** begin Dataset records **

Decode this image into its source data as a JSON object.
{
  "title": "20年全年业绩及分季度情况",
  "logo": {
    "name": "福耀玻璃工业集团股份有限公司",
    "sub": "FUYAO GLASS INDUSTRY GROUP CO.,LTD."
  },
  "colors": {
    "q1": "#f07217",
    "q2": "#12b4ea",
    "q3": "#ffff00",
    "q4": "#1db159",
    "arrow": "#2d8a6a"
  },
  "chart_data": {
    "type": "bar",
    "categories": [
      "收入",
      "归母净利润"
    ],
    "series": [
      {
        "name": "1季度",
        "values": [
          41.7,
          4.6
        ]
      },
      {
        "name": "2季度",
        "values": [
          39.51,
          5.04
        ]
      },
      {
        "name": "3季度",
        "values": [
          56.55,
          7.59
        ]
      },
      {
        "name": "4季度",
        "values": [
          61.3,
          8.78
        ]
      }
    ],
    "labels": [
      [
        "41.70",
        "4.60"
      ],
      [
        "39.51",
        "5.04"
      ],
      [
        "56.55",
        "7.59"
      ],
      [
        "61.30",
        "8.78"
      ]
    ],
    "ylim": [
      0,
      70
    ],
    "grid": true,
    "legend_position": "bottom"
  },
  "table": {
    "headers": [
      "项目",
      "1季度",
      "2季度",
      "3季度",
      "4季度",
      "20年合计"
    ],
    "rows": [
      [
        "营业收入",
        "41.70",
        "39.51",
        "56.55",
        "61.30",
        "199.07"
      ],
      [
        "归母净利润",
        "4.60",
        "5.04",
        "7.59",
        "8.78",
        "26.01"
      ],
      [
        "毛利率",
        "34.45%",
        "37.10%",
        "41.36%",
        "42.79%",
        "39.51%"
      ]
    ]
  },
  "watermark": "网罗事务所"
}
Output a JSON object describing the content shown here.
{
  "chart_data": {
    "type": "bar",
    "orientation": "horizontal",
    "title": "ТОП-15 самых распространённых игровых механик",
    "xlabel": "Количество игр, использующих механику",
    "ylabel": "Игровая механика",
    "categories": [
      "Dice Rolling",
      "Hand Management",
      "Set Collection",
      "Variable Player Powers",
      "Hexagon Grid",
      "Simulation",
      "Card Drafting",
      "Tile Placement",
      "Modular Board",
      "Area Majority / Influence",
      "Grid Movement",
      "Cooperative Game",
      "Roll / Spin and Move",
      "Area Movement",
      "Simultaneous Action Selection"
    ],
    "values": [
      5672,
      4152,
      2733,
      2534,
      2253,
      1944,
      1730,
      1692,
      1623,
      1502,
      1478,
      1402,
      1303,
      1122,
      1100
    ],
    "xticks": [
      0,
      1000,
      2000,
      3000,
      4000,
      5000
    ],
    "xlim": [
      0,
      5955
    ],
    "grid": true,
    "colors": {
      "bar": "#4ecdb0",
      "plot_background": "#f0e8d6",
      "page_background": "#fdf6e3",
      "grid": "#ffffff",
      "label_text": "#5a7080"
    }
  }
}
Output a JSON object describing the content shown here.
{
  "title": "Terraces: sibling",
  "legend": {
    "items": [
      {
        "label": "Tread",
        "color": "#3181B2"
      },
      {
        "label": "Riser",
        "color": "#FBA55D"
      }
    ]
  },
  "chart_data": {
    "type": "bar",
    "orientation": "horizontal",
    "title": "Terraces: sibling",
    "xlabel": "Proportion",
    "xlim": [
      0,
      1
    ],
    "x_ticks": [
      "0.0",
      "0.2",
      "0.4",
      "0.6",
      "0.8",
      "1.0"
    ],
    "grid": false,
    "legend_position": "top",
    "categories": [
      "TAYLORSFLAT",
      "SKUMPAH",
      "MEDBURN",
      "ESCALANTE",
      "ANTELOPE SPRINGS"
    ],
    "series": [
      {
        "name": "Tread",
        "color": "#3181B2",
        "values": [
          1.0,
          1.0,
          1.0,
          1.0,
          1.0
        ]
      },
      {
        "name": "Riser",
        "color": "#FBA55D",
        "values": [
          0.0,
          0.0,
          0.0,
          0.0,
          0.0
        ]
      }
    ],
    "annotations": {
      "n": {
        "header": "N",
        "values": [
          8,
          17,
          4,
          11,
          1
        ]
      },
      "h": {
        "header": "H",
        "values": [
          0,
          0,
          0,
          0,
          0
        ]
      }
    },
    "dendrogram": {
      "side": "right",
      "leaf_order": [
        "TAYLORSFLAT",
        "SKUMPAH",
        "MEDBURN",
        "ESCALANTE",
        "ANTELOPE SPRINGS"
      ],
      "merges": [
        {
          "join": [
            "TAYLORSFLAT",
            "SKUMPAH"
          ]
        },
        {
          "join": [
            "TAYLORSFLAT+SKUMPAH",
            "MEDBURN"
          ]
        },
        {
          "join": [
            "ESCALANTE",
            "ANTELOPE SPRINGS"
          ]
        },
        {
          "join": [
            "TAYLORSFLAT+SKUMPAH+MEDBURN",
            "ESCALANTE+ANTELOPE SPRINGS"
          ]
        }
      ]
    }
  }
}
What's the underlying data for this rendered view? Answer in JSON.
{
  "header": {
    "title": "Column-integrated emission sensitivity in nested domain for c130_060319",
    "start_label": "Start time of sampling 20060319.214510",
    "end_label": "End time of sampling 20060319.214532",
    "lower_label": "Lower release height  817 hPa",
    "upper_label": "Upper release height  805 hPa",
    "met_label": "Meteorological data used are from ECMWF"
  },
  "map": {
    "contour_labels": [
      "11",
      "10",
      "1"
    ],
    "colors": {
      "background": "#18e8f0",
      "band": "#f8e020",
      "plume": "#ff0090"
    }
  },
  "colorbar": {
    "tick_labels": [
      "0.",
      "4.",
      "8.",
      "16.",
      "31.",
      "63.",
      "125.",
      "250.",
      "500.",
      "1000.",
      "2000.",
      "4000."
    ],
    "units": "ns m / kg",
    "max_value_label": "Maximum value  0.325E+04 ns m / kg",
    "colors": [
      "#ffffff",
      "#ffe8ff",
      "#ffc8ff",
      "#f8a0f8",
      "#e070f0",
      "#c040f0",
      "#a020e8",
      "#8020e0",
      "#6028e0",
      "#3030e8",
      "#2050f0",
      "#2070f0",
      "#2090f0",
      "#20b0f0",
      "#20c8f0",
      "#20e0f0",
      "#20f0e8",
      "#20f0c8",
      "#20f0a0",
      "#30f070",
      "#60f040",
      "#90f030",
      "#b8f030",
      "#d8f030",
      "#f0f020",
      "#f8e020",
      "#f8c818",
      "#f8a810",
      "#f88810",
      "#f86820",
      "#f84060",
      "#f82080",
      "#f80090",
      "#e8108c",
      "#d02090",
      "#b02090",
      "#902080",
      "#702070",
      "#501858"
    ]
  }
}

** end Dataset records **

Extract the listing in its entirety and repeat it exactly.

◆ **Response to the exercise**
Decode this image into its source data as a JSON object.
{
  "title": "20年全年业绩及分季度情况",
  "logo": {
    "name": "福耀玻璃工业集团股份有限公司",
    "sub": "FUYAO GLASS INDUSTRY GROUP CO.,LTD."
  },
  "colors": {
    "q1": "#f07217",
    "q2": "#12b4ea",
    "q3": "#ffff00",
    "q4": "#1db159",
    "arrow": "#2d8a6a"
  },
  "chart_data": {
    "type": "bar",
    "categories": [
      "收入",
      "归母净利润"
    ],
    "series": [
      {
        "name": "1季度",
        "values": [
          41.7,
          4.6
        ]
      },
      {
        "name": "2季度",
        "values": [
          39.51,
          5.04
        ]
      },
      {
        "name": "3季度",
        "values": [
          56.55,
          7.59
        ]
      },
      {
        "name": "4季度",
        "values": [
          61.3,
          8.78
        ]
      }
    ],
    "labels": [
      [
        "41.70",
        "4.60"
      ],
      [
        "39.51",
        "5.04"
      ],
      [
        "56.55",
        "7.59"
      ],
      [
        "61.30",
        "8.78"
      ]
    ],
    "ylim": [
      0,
      70
    ],
    "grid": true,
    "legend_position": "bottom"
  },
  "table": {
    "headers": [
      "项目",
      "1季度",
      "2季度",
      "3季度",
      "4季度",
      "20年合计"
    ],
    "rows": [
      [
        "营业收入",
        "41.70",
        "39.51",
        "56.55",
        "61.30",
        "199.07"
      ],
      [
        "归母净利润",
        "4.60",
        "5.04",
        "7.59",
        "8.78",
        "26.01"
      ],
      [
        "毛利率",
        "34.45%",
        "37.10%",
        "41.36%",
        "42.79%",
        "39.51%"
      ]
    ]
  },
  "watermark": "网罗事务所"
}
Output a JSON object describing the content shown here.
{
  "chart_data": {
    "type": "bar",
    "orientation": "horizontal",
    "title": "ТОП-15 самых распространённых игровых механик",
    "xlabel": "Количество игр, использующих механику",
    "ylabel": "Игровая механика",
    "categories": [
      "Dice Rolling",
      "Hand Management",
      "Set Collection",
      "Variable Player Powers",
      "Hexagon Grid",
      "Simulation",
      "Card Drafting",
      "Tile Placement",
      "Modular Board",
      "Area Majority / Influence",
      "Grid Movement",
      "Cooperative Game",
      "Roll / Spin and Move",
      "Area Movement",
      "Simultaneous Action Selection"
    ],
    "values": [
      5672,
      4152,
      2733,
      2534,
      2253,
      1944,
      1730,
      1692,
      1623,
      1502,
      1478,
      1402,
      1303,
      1122,
      1100
    ],
    "xticks": [
      0,
      1000,
      2000,
      3000,
      4000,
      5000
    ],
    "xlim": [
      0,
      5955
    ],
    "grid": true,
    "colors": {
      "bar": "#4ecdb0",
      "plot_background": "#f0e8d6",
      "page_background": "#fdf6e3",
      "grid": "#ffffff",
      "label_text": "#5a7080"
    }
  }
}
Output a JSON object describing the content shown here.
{
  "title": "Terraces: sibling",
  "legend": {
    "items": [
      {
        "label": "Tread",
        "color": "#3181B2"
      },
      {
        "label": "Riser",
        "color": "#FBA55D"
      }
    ]
  },
  "chart_data": {
    "type": "bar",
    "orientation": "horizontal",
    "title": "Terraces: sibling",
    "xlabel": "Proportion",
    "xlim": [
      0,
      1
    ],
    "x_ticks": [
      "0.0",
      "0.2",
      "0.4",
      "0.6",
      "0.8",
      "1.0"
    ],
    "grid": false,
    "legend_position": "top",
    "categories": [
      "TAYLORSFLAT",
      "SKUMPAH",
      "MEDBURN",
      "ESCALANTE",
      "ANTELOPE SPRINGS"
    ],
    "series": [
      {
        "name": "Tread",
        "color": "#3181B2",
        "values": [
          1.0,
          1.0,
          1.0,
          1.0,
          1.0
        ]
      },
      {
        "name": "Riser",
        "color": "#FBA55D",
        "values": [
          0.0,
          0.0,
          0.0,
          0.0,
          0.0
        ]
      }
    ],
    "annotations": {
      "n": {
        "header": "N",
        "values": [
          8,
          17,
          4,
          11,
          1
        ]
      },
      "h": {
        "header": "H",
        "values": [
          0,
          0,
          0,
          0,
          0
        ]
      }
    },
    "dendrogram": {
      "side": "right",
      "leaf_order": [
        "TAYLORSFLAT",
        "SKUMPAH",
        "MEDBURN",
        "ESCALANTE",
        "ANTELOPE SPRINGS"
      ],
      "merges": [
        {
          "join": [
            "TAYLORSFLAT",
            "SKUMPAH"
          ]
        },
        {
          "join": [
            "TAYLORSFLAT+SKUMPAH",
            "MEDBURN"
          ]
        },
        {
          "join": [
            "ESCALANTE",
            "ANTELOPE SPRINGS"
          ]
        },
        {
          "join": [
            "TAYLORSFLAT+SKUMPAH+MEDBURN",
            "ESCALANTE+ANTELOPE SPRINGS"
          ]
        }
      ]
    }
  }
}
What's the underlying data for this rendered view? Answer in JSON.
{
  "header": {
    "title": "Column-integrated emission sensitivity in nested domain for c130_060319",
    "start_label": "Start time of sampling 20060319.214510",
    "end_label": "End time of sampling 20060319.214532",
    "lower_label": "Lower release height  817 hPa",
    "upper_label": "Upper release height  805 hPa",
    "met_label": "Meteorological data used are from ECMWF"
  },
  "map": {
    "contour_labels": [
      "11",
      "10",
      "1"
    ],
    "colors": {
      "background": "#18e8f0",
      "band": "#f8e020",
      "plume": "#ff0090"
    }
  },
  "colorbar": {
    "tick_labels": [
      "0.",
      "4.",
      "8.",
      "16.",
      "31.",
      "63.",
      "125.",
      "250.",
      "500.",
      "1000.",
      "2000.",
      "4000."
    ],
    "units": "ns m / kg",
    "max_value_label": "Maximum value  0.325E+04 ns m / kg",
    "colors": [
      "#ffffff",
      "#ffe8ff",
      "#ffc8ff",
      "#f8a0f8",
      "#e070f0",
      "#c040f0",
      "#a020e8",
      "#8020e0",
      "#6028e0",
      "#3030e8",
      "#2050f0",
      "#2070f0",
      "#2090f0",
      "#20b0f0",
      "#20c8f0",
      "#20e0f0",
      "#20f0e8",
      "#20f0c8",
      "#20f0a0",
      "#30f070",
      "#60f040",
      "#90f030",
      "#b8f030",
      "#d8f030",
      "#f0f020",
      "#f8e020",
      "#f8c818",
      "#f8a810",
      "#f88810",
      "#f86820",
      "#f84060",
      "#f82080",
      "#f80090",
      "#e8108c",
      "#d02090",
      "#b02090",
      "#902080",
      "#702070",
      "#501858"
    ]
  }
}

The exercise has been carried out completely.